── Task material ──

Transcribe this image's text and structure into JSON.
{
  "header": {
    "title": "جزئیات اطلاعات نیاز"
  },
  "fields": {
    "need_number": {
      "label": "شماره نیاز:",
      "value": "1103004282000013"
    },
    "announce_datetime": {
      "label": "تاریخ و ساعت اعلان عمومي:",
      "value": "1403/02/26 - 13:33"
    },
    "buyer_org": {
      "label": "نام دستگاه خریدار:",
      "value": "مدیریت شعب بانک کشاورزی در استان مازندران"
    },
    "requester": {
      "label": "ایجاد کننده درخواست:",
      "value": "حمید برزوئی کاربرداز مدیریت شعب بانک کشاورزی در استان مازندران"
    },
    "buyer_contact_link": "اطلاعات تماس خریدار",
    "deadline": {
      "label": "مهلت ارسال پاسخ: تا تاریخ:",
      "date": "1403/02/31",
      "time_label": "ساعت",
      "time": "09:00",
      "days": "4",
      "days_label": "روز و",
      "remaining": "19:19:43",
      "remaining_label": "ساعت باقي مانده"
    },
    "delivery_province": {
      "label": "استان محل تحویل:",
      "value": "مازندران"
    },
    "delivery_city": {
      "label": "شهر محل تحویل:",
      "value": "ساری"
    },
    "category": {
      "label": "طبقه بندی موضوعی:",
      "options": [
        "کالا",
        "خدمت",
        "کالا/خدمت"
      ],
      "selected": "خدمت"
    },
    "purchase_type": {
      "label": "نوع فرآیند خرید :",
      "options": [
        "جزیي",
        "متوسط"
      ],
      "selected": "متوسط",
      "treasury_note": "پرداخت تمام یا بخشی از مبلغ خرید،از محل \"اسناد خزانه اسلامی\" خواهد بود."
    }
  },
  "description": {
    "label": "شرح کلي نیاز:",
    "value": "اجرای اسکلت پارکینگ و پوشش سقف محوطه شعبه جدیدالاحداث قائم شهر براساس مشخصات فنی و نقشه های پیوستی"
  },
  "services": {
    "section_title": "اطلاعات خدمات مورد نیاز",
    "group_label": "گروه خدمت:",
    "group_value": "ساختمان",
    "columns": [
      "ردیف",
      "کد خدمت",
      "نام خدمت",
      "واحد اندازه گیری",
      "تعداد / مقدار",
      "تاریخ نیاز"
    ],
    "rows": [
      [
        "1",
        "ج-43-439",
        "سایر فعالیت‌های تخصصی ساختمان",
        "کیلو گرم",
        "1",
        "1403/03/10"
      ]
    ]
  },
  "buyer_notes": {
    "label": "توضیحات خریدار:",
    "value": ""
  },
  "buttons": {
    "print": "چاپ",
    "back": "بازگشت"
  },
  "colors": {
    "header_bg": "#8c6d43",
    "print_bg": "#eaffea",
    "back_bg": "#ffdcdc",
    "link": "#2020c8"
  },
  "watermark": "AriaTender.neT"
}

───

_Written request:_
Copy out each line that contains the word "خریدار".

_Written solution:_
      "label": "نام دستگاه خریدار:",
    "buyer_contact_link": "اطلاعات تماس خریدار",
    "label": "توضیحات خریدار:",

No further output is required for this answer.